**Actions to take:**
- a) Reproduce the passage of the text on trade protectionism from "In the 18th" to "underdeveloped foreign competition.".
- b) In the text on trade protectionism, how many American jobs did Krugman expect Chinese surpluses to destroy by 2011?

**Text shown:**
In the 18th century, Adam Smith famously warned against the "interested sophistry" of industry, seeking to gain an advantage at the cost of the consumers. Friedrich List saw Adam Smith's views on free trade as disingenuous, believing that Smith advocated for free trade so that British industry could lock out underdeveloped foreign competition.

According to economic historians Douglas Irwin and Kevin O'Rourke, "shocks that emanate from brief financial crises tend to be transitory and have a little long-run effect on trade policy, whereas those that play out over longer periods (the early 1890s, early 1930s) may give rise to protectionism that is difficult to reverse. Regional wars also produce transitory shocks that have little impact on long-run trade policy, while global wars give rise to extensive government trade restrictions that can be difficult to reverse."

One study shows that sudden shifts in comparative advantage for specific countries have led some countries to become protectionist: "The shift in comparative advantage associated with the opening up of New World frontiers, and the subsequent "grain invasion" of Europe, led to higher agricultural tariffs from the late 1870s onwards, which as we have seen reversed the move toward freer trade that had characterized mid-nineteenth-century Europe. In the decades after World War II, Japan's rapid rise led to trade friction with other countries. Japan's recovery was accompanied by a sharp increase in its exports of certain product categories: cotton textiles in the 1950s, steel in the 1960s, automobiles in the 1970s, and electronics in the 1980s. In each case, the rapid expansion in Japan's exports created difficulties for its trading partners and the use of protectionism as a shock absorber."

===China===
In 2010, Paul Krugman wrote that China pursues a mercantilist and predatory policy, i.e., it keeps its currency undervalued to accumulate trade surpluses by using capital flow controls. The Chinese government sells renminbi and buys foreign currency to keep the renminbi low, giving the Chinese manufacturing sector a cost advantage over its competitors. China's surpluses drain US demand and slow economic recovery in other countries with which China trades. Krugman writes: "This is the most distorted exchange rate policy any great nation has ever followed". He notes that an undervalued renminbi is tantamount to imposing high tariffs or providing export subsidies. A cheaper currency improves employment and competitiveness because it makes imports more expensive while making domestic products more attractive. He expected Chinese surpluses to destroy 1.4 million American jobs by 2011.

In June 2015, the international community, through the IMF, rejected this notion and assessed the renminbi as suggested to be no longer undervalued.

Later that year, American economist Charles Calomiris wrote that US presidential candidate at the time Donald Trump had falsely characterized the trajectory of the renminbi's exchange rate in nominal terms and especially so when using the real exchange rate, and that a recent devaluation by the PBC was a passive one where inaction would've led to an even steeper devaluation by market forces, understandably so after the disappearance of "a lot of [Chinese economic growth] low-hanging fruit that was easily picked in the 1980s, 1990s, and 2000s."

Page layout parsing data

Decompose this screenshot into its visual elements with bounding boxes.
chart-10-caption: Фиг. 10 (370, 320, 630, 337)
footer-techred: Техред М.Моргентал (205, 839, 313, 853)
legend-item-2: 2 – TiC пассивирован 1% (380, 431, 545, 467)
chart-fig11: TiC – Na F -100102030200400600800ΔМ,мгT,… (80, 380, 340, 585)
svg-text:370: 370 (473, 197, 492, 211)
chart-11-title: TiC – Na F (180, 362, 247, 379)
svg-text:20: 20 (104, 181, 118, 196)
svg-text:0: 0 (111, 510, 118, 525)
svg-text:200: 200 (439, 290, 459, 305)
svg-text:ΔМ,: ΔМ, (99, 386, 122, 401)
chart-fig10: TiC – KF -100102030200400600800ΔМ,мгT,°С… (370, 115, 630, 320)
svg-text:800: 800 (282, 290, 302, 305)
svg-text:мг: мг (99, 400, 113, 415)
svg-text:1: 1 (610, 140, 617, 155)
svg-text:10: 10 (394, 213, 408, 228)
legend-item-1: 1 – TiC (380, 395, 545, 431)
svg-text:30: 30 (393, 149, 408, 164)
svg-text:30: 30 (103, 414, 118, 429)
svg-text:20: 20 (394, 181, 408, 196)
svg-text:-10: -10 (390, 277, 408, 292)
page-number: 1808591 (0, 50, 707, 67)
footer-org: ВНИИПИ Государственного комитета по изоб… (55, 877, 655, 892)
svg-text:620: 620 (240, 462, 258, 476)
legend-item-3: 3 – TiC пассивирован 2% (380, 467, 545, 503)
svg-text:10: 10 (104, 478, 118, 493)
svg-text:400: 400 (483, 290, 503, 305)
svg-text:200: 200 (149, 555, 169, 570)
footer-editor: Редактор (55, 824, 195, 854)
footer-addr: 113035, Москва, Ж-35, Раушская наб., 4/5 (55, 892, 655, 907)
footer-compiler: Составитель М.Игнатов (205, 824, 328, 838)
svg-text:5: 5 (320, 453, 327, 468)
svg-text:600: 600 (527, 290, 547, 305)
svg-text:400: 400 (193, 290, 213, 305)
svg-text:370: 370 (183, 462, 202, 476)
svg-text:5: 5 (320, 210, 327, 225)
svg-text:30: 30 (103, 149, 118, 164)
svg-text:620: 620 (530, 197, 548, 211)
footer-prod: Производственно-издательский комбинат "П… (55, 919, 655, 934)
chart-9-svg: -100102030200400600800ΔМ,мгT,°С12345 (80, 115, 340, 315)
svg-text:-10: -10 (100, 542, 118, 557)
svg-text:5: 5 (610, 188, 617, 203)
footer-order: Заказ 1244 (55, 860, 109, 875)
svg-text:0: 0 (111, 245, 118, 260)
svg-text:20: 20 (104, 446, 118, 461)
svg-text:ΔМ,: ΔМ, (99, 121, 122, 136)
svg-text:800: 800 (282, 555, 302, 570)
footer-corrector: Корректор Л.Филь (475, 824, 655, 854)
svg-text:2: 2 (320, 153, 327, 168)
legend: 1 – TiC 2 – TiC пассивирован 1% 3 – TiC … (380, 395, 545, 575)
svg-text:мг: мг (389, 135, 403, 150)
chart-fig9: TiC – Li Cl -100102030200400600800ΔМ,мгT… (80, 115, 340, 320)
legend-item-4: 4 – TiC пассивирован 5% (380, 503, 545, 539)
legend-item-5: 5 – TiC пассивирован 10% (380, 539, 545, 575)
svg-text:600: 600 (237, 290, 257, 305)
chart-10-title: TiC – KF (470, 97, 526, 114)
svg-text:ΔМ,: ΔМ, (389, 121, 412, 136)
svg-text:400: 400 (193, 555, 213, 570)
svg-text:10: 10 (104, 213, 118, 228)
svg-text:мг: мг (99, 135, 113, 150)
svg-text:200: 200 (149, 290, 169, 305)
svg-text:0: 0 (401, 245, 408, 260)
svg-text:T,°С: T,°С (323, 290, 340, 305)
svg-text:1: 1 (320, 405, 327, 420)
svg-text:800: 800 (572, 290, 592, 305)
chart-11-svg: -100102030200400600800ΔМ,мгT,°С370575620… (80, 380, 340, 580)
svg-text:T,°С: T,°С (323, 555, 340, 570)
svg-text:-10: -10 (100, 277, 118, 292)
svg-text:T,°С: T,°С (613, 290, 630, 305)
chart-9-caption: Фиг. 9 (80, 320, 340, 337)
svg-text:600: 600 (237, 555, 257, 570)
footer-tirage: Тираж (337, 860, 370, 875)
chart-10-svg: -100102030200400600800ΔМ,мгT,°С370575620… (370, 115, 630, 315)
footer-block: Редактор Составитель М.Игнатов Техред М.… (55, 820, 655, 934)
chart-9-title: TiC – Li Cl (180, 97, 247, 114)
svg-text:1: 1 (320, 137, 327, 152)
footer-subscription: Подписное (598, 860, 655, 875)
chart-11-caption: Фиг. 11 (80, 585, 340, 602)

**Expected outputs:**
- a)
In the 18th century, Adam Smith famously warned against the "interested sophistry" of industry, seeking to gain an advantage at the cost of the consumers. Friedrich List saw Adam Smith's views on free trade as disingenuous, believing that Smith advocated for free trade so that British industry could lock out underdeveloped foreign competition.

- b) 1.4 million